(Prompt) Images are not part of the copy; transcribe all the data exactly.

+++ Provided records +++

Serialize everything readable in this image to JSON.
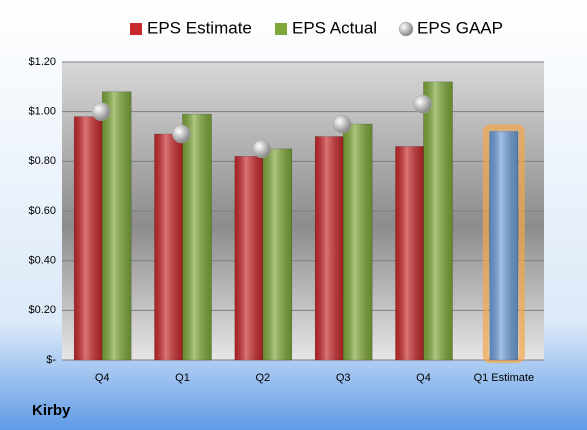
{
  "chart_data": {
    "type": "bar",
    "categories": [
      "Q4",
      "Q1",
      "Q2",
      "Q3",
      "Q4",
      "Q1 Estimate"
    ],
    "series": [
      {
        "name": "EPS Estimate",
        "color": "#c8282b",
        "last_color": "#6f9fd8",
        "values": [
          0.98,
          0.91,
          0.82,
          0.9,
          0.86,
          0.92
        ]
      },
      {
        "name": "EPS Actual",
        "color": "#7fa83a",
        "values": [
          1.08,
          0.99,
          0.85,
          0.95,
          1.12,
          null
        ]
      },
      {
        "name": "EPS GAAP",
        "color": "#a9a9a9",
        "marker": "circle",
        "values": [
          1.0,
          0.91,
          0.85,
          0.95,
          1.03,
          null
        ]
      }
    ],
    "ylim": [
      0,
      1.2
    ],
    "yticks": [
      {
        "value": 0,
        "label": "$-"
      },
      {
        "value": 0.2,
        "label": "$0.20"
      },
      {
        "value": 0.4,
        "label": "$0.40"
      },
      {
        "value": 0.6,
        "label": "$0.60"
      },
      {
        "value": 0.8,
        "label": "$0.80"
      },
      {
        "value": 1.0,
        "label": "$1.00"
      },
      {
        "value": 1.2,
        "label": "$1.20"
      }
    ],
    "grid": true,
    "legend": "top",
    "footer": "Kirby"
  }
}
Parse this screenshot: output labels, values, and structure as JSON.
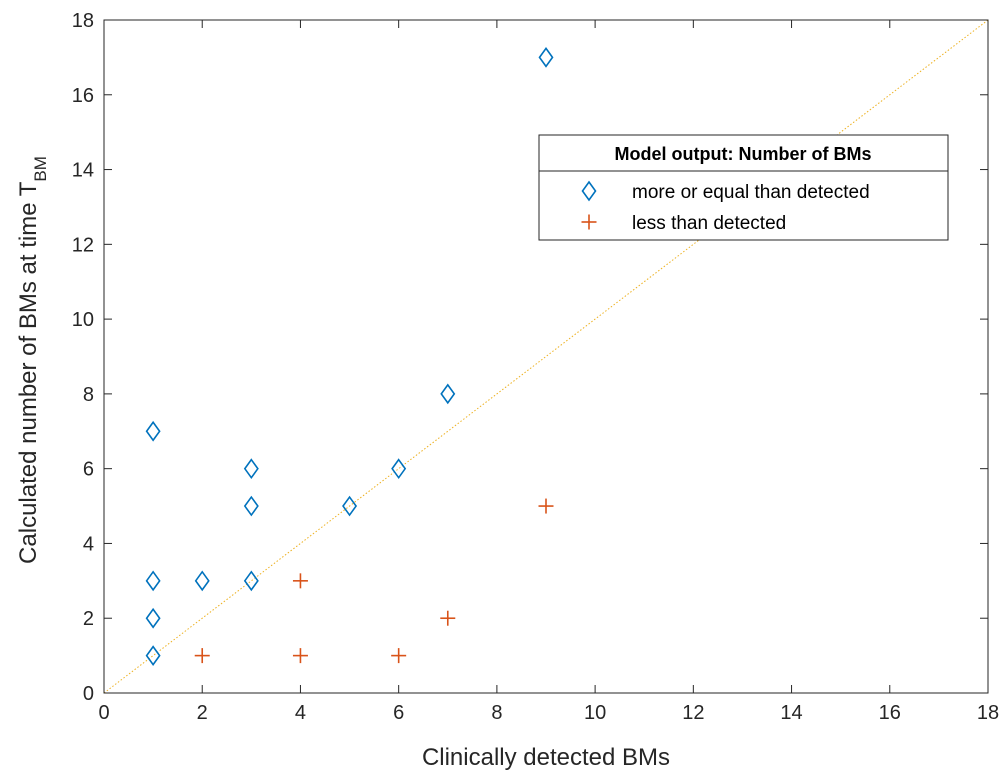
{
  "chart_data": {
    "type": "scatter",
    "xlabel": "Clinically detected BMs",
    "ylabel_main": "Calculated number of BMs at time T",
    "ylabel_sub": "BM",
    "xlim": [
      0,
      18
    ],
    "ylim": [
      0,
      18
    ],
    "xticks": [
      "0",
      "2",
      "4",
      "6",
      "8",
      "10",
      "12",
      "14",
      "16",
      "18"
    ],
    "yticks": [
      "0",
      "2",
      "4",
      "6",
      "8",
      "10",
      "12",
      "14",
      "16",
      "18"
    ],
    "grid": false,
    "reference_line": {
      "x": [
        0,
        18
      ],
      "y": [
        0,
        18
      ],
      "color": "#EDB120",
      "style": "dotted"
    },
    "legend": {
      "title": "Model output: Number of BMs",
      "placement": "upper-right-center"
    },
    "series": [
      {
        "name": "more or equal than detected",
        "marker": "diamond",
        "color": "#0072BD",
        "points": [
          [
            1,
            1
          ],
          [
            1,
            2
          ],
          [
            1,
            3
          ],
          [
            1,
            7
          ],
          [
            2,
            3
          ],
          [
            3,
            3
          ],
          [
            3,
            5
          ],
          [
            3,
            6
          ],
          [
            5,
            5
          ],
          [
            6,
            6
          ],
          [
            7,
            8
          ],
          [
            9,
            17
          ]
        ]
      },
      {
        "name": "less than detected",
        "marker": "plus",
        "color": "#D95319",
        "points": [
          [
            2,
            1
          ],
          [
            4,
            1
          ],
          [
            4,
            3
          ],
          [
            6,
            1
          ],
          [
            7,
            2
          ],
          [
            9,
            5
          ]
        ]
      }
    ]
  }
}
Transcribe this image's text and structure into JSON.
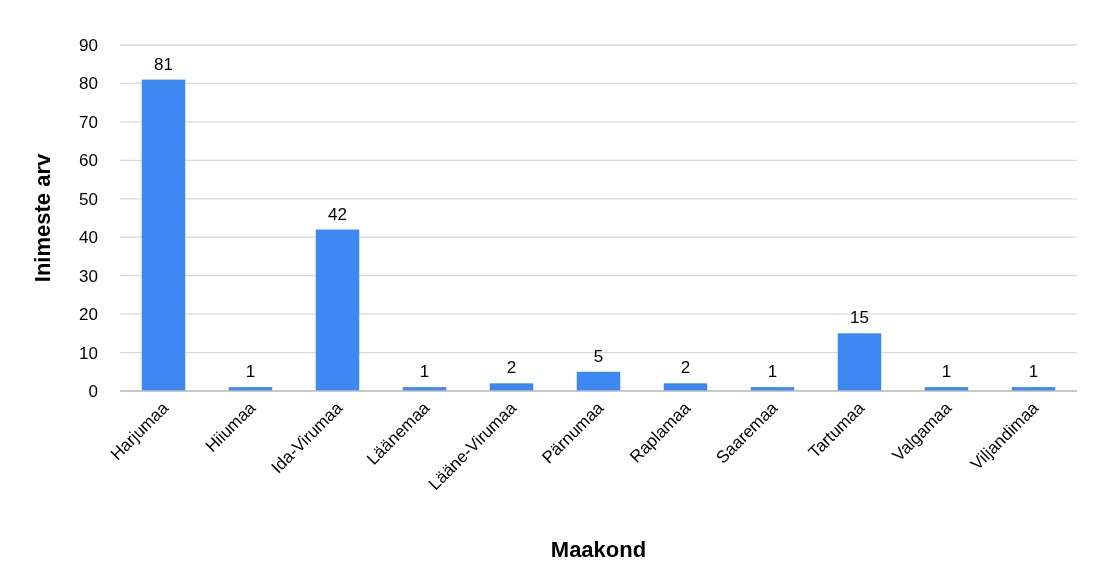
{
  "chart_data": {
    "type": "bar",
    "xlabel": "Maakond",
    "ylabel": "Inimeste arv",
    "categories": [
      "Harjumaa",
      "Hiiumaa",
      "Ida-Virumaa",
      "Läänemaa",
      "Lääne-Virumaa",
      "Pärnumaa",
      "Raplamaa",
      "Saaremaa",
      "Tartumaa",
      "Valgamaa",
      "Viljandimaa"
    ],
    "values": [
      81,
      1,
      42,
      1,
      2,
      5,
      2,
      1,
      15,
      1,
      1
    ],
    "color": "#3d88f2",
    "ylim": [
      0,
      90
    ],
    "yticks": [
      0,
      10,
      20,
      30,
      40,
      50,
      60,
      70,
      80,
      90
    ],
    "grid": "y",
    "data_labels": true
  }
}
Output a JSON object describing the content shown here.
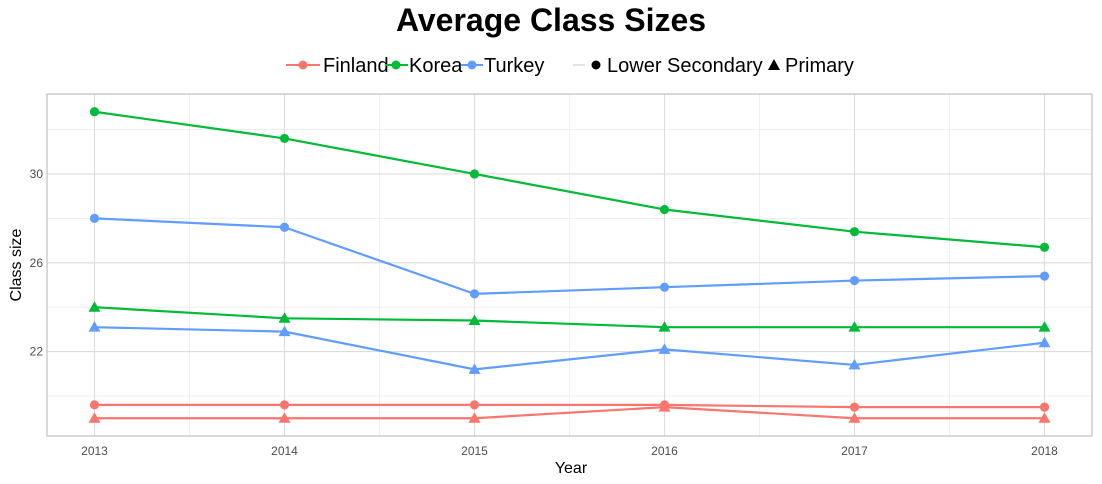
{
  "chart_data": {
    "type": "line",
    "title": "Average Class Sizes",
    "xlabel": "Year",
    "ylabel": "Class size",
    "x": [
      2013,
      2014,
      2015,
      2016,
      2017,
      2018
    ],
    "xlim": [
      2012.75,
      2018.25
    ],
    "ylim": [
      18.2,
      33.6
    ],
    "y_ticks": [
      22,
      26,
      30
    ],
    "grid": true,
    "legend_position": "top",
    "legend": {
      "country_entries": [
        "Finland",
        "Korea",
        "Turkey"
      ],
      "level_entries": [
        "Lower Secondary",
        "Primary"
      ]
    },
    "colors": {
      "Finland": "#F8766D",
      "Korea": "#00BA38",
      "Turkey": "#619CFF"
    },
    "series": [
      {
        "country": "Finland",
        "level": "Lower Secondary",
        "marker": "circle",
        "values": [
          19.6,
          19.6,
          19.6,
          19.6,
          19.5,
          19.5
        ]
      },
      {
        "country": "Finland",
        "level": "Primary",
        "marker": "triangle",
        "values": [
          19.0,
          19.0,
          19.0,
          19.5,
          19.0,
          19.0
        ]
      },
      {
        "country": "Korea",
        "level": "Lower Secondary",
        "marker": "circle",
        "values": [
          32.8,
          31.6,
          30.0,
          28.4,
          27.4,
          26.7
        ]
      },
      {
        "country": "Korea",
        "level": "Primary",
        "marker": "triangle",
        "values": [
          24.0,
          23.5,
          23.4,
          23.1,
          23.1,
          23.1
        ]
      },
      {
        "country": "Turkey",
        "level": "Lower Secondary",
        "marker": "circle",
        "values": [
          28.0,
          27.6,
          24.6,
          24.9,
          25.2,
          25.4
        ]
      },
      {
        "country": "Turkey",
        "level": "Primary",
        "marker": "triangle",
        "values": [
          23.1,
          22.9,
          21.2,
          22.1,
          21.4,
          22.4
        ]
      }
    ]
  }
}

+++

(Right answer)
Serialize everything readable in this image to JSON.
{
  "chart_data": {
    "type": "bar",
    "categories": [
      "Q4",
      "Q1",
      "Q2",
      "Q3",
      "Q4",
      "Q1 Estimate"
    ],
    "series": [
      {
        "name": "EPS Estimate",
        "color": "#c8282b",
        "last_color": "#6f9fd8",
        "values": [
          0.98,
          0.91,
          0.82,
          0.9,
          0.86,
          0.92
        ]
      },
      {
        "name": "EPS Actual",
        "color": "#7fa83a",
        "values": [
          1.08,
          0.99,
          0.85,
          0.95,
          1.12,
          null
        ]
      },
      {
        "name": "EPS GAAP",
        "color": "#a9a9a9",
        "marker": "circle",
        "values": [
          1.0,
          0.91,
          0.85,
          0.95,
          1.03,
          null
        ]
      }
    ],
    "ylim": [
      0,
      1.2
    ],
    "yticks": [
      {
        "value": 0,
        "label": "$-"
      },
      {
        "value": 0.2,
        "label": "$0.20"
      },
      {
        "value": 0.4,
        "label": "$0.40"
      },
      {
        "value": 0.6,
        "label": "$0.60"
      },
      {
        "value": 0.8,
        "label": "$0.80"
      },
      {
        "value": 1.0,
        "label": "$1.00"
      },
      {
        "value": 1.2,
        "label": "$1.20"
      }
    ],
    "grid": true,
    "legend": "top",
    "footer": "Kirby"
  }
}
Parse this screenshot: output labels, values, and structure as JSON.
{
  "chart_data": {
    "type": "scatter",
    "xlabel": "Clinically detected BMs",
    "ylabel_main": "Calculated number of BMs at time T",
    "ylabel_sub": "BM",
    "xlim": [
      0,
      18
    ],
    "ylim": [
      0,
      18
    ],
    "xticks": [
      "0",
      "2",
      "4",
      "6",
      "8",
      "10",
      "12",
      "14",
      "16",
      "18"
    ],
    "yticks": [
      "0",
      "2",
      "4",
      "6",
      "8",
      "10",
      "12",
      "14",
      "16",
      "18"
    ],
    "grid": false,
    "reference_line": {
      "x": [
        0,
        18
      ],
      "y": [
        0,
        18
      ],
      "color": "#EDB120",
      "style": "dotted"
    },
    "legend": {
      "title": "Model output: Number of BMs",
      "placement": "upper-right-center"
    },
    "series": [
      {
        "name": "more or equal than detected",
        "marker": "diamond",
        "color": "#0072BD",
        "points": [
          [
            1,
            1
          ],
          [
            1,
            2
          ],
          [
            1,
            3
          ],
          [
            1,
            7
          ],
          [
            2,
            3
          ],
          [
            3,
            3
          ],
          [
            3,
            5
          ],
          [
            3,
            6
          ],
          [
            5,
            5
          ],
          [
            6,
            6
          ],
          [
            7,
            8
          ],
          [
            9,
            17
          ]
        ]
      },
      {
        "name": "less than detected",
        "marker": "plus",
        "color": "#D95319",
        "points": [
          [
            2,
            1
          ],
          [
            4,
            1
          ],
          [
            4,
            3
          ],
          [
            6,
            1
          ],
          [
            7,
            2
          ],
          [
            9,
            5
          ]
        ]
      }
    ]
  }
}
Transcribe this image's text and structure into JSON.
{
  "chart_data": {
    "type": "bar",
    "xlabel": "Maakond",
    "ylabel": "Inimeste arv",
    "categories": [
      "Harjumaa",
      "Hiiumaa",
      "Ida-Virumaa",
      "Läänemaa",
      "Lääne-Virumaa",
      "Pärnumaa",
      "Raplamaa",
      "Saaremaa",
      "Tartumaa",
      "Valgamaa",
      "Viljandimaa"
    ],
    "values": [
      81,
      1,
      42,
      1,
      2,
      5,
      2,
      1,
      15,
      1,
      1
    ],
    "color": "#3d88f2",
    "ylim": [
      0,
      90
    ],
    "yticks": [
      0,
      10,
      20,
      30,
      40,
      50,
      60,
      70,
      80,
      90
    ],
    "grid": "y",
    "data_labels": true
  }
}
Output a JSON object describing the content shown here.
{
  "chart_data": {
    "type": "line",
    "title": "Average Class Sizes",
    "xlabel": "Year",
    "ylabel": "Class size",
    "x": [
      2013,
      2014,
      2015,
      2016,
      2017,
      2018
    ],
    "xlim": [
      2012.75,
      2018.25
    ],
    "ylim": [
      18.2,
      33.6
    ],
    "y_ticks": [
      22,
      26,
      30
    ],
    "grid": true,
    "legend_position": "top",
    "legend": {
      "country_entries": [
        "Finland",
        "Korea",
        "Turkey"
      ],
      "level_entries": [
        "Lower Secondary",
        "Primary"
      ]
    },
    "colors": {
      "Finland": "#F8766D",
      "Korea": "#00BA38",
      "Turkey": "#619CFF"
    },
    "series": [
      {
        "country": "Finland",
        "level": "Lower Secondary",
        "marker": "circle",
        "values": [
          19.6,
          19.6,
          19.6,
          19.6,
          19.5,
          19.5
        ]
      },
      {
        "country": "Finland",
        "level": "Primary",
        "marker": "triangle",
        "values": [
          19.0,
          19.0,
          19.0,
          19.5,
          19.0,
          19.0
        ]
      },
      {
        "country": "Korea",
        "level": "Lower Secondary",
        "marker": "circle",
        "values": [
          32.8,
          31.6,
          30.0,
          28.4,
          27.4,
          26.7
        ]
      },
      {
        "country": "Korea",
        "level": "Primary",
        "marker": "triangle",
        "values": [
          24.0,
          23.5,
          23.4,
          23.1,
          23.1,
          23.1
        ]
      },
      {
        "country": "Turkey",
        "level": "Lower Secondary",
        "marker": "circle",
        "values": [
          28.0,
          27.6,
          24.6,
          24.9,
          25.2,
          25.4
        ]
      },
      {
        "country": "Turkey",
        "level": "Primary",
        "marker": "triangle",
        "values": [
          23.1,
          22.9,
          21.2,
          22.1,
          21.4,
          22.4
        ]
      }
    ]
  }
}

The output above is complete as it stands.